WRITTEN PROBLEM - Give the material once more, word for word, without any images.

ENTRIES SUPPLIED -
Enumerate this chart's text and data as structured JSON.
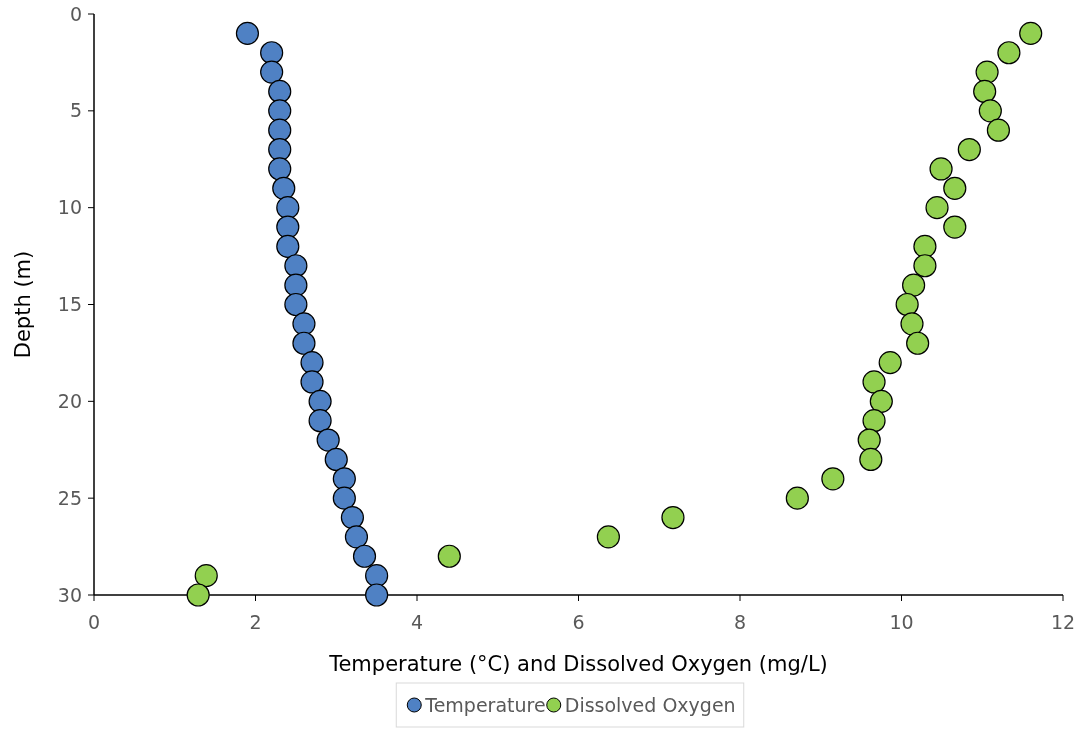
{
  "chart_data": {
    "type": "scatter",
    "xlabel": "Temperature (°C) and Dissolved Oxygen (mg/L)",
    "ylabel": "Depth (m)",
    "xlim": [
      0,
      12
    ],
    "xticks": [
      0,
      2,
      4,
      6,
      8,
      10,
      12
    ],
    "ylim": [
      30,
      0
    ],
    "yticks": [
      0,
      5,
      10,
      15,
      20,
      25,
      30
    ],
    "grid": false,
    "legend": "bottom",
    "marker": "circle",
    "series": [
      {
        "name": "Temperature",
        "color": "#4f81c4",
        "x": [
          1.9,
          2.2,
          2.2,
          2.3,
          2.3,
          2.3,
          2.3,
          2.3,
          2.35,
          2.4,
          2.4,
          2.4,
          2.5,
          2.5,
          2.5,
          2.6,
          2.6,
          2.7,
          2.7,
          2.8,
          2.8,
          2.9,
          3.0,
          3.1,
          3.1,
          3.2,
          3.25,
          3.35,
          3.5,
          3.5
        ],
        "values": [
          1,
          2,
          3,
          4,
          5,
          6,
          7,
          8,
          9,
          10,
          11,
          12,
          13,
          14,
          15,
          16,
          17,
          18,
          19,
          20,
          21,
          22,
          23,
          24,
          25,
          26,
          27,
          28,
          29,
          30
        ]
      },
      {
        "name": "Dissolved Oxygen",
        "color": "#92d050",
        "x": [
          11.6,
          11.33,
          11.06,
          11.03,
          11.1,
          11.2,
          10.84,
          10.49,
          10.66,
          10.44,
          10.66,
          10.29,
          10.29,
          10.15,
          10.07,
          10.13,
          10.2,
          9.86,
          9.66,
          9.75,
          9.66,
          9.6,
          9.62,
          9.15,
          8.71,
          7.17,
          6.37,
          4.4,
          1.39,
          1.29
        ],
        "values": [
          1,
          2,
          3,
          4,
          5,
          6,
          7,
          8,
          9,
          10,
          11,
          12,
          13,
          14,
          15,
          16,
          17,
          18,
          19,
          20,
          21,
          22,
          23,
          24,
          25,
          26,
          27,
          28,
          29,
          30
        ]
      }
    ]
  }
}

FINISHED ANSWER -
Enumerate this chart's text and data as structured JSON.
{
  "chart_data": {
    "type": "scatter",
    "xlabel": "Temperature (°C) and Dissolved Oxygen (mg/L)",
    "ylabel": "Depth (m)",
    "xlim": [
      0,
      12
    ],
    "xticks": [
      0,
      2,
      4,
      6,
      8,
      10,
      12
    ],
    "ylim": [
      30,
      0
    ],
    "yticks": [
      0,
      5,
      10,
      15,
      20,
      25,
      30
    ],
    "grid": false,
    "legend": "bottom",
    "marker": "circle",
    "series": [
      {
        "name": "Temperature",
        "color": "#4f81c4",
        "x": [
          1.9,
          2.2,
          2.2,
          2.3,
          2.3,
          2.3,
          2.3,
          2.3,
          2.35,
          2.4,
          2.4,
          2.4,
          2.5,
          2.5,
          2.5,
          2.6,
          2.6,
          2.7,
          2.7,
          2.8,
          2.8,
          2.9,
          3.0,
          3.1,
          3.1,
          3.2,
          3.25,
          3.35,
          3.5,
          3.5
        ],
        "values": [
          1,
          2,
          3,
          4,
          5,
          6,
          7,
          8,
          9,
          10,
          11,
          12,
          13,
          14,
          15,
          16,
          17,
          18,
          19,
          20,
          21,
          22,
          23,
          24,
          25,
          26,
          27,
          28,
          29,
          30
        ]
      },
      {
        "name": "Dissolved Oxygen",
        "color": "#92d050",
        "x": [
          11.6,
          11.33,
          11.06,
          11.03,
          11.1,
          11.2,
          10.84,
          10.49,
          10.66,
          10.44,
          10.66,
          10.29,
          10.29,
          10.15,
          10.07,
          10.13,
          10.2,
          9.86,
          9.66,
          9.75,
          9.66,
          9.6,
          9.62,
          9.15,
          8.71,
          7.17,
          6.37,
          4.4,
          1.39,
          1.29
        ],
        "values": [
          1,
          2,
          3,
          4,
          5,
          6,
          7,
          8,
          9,
          10,
          11,
          12,
          13,
          14,
          15,
          16,
          17,
          18,
          19,
          20,
          21,
          22,
          23,
          24,
          25,
          26,
          27,
          28,
          29,
          30
        ]
      }
    ]
  }
}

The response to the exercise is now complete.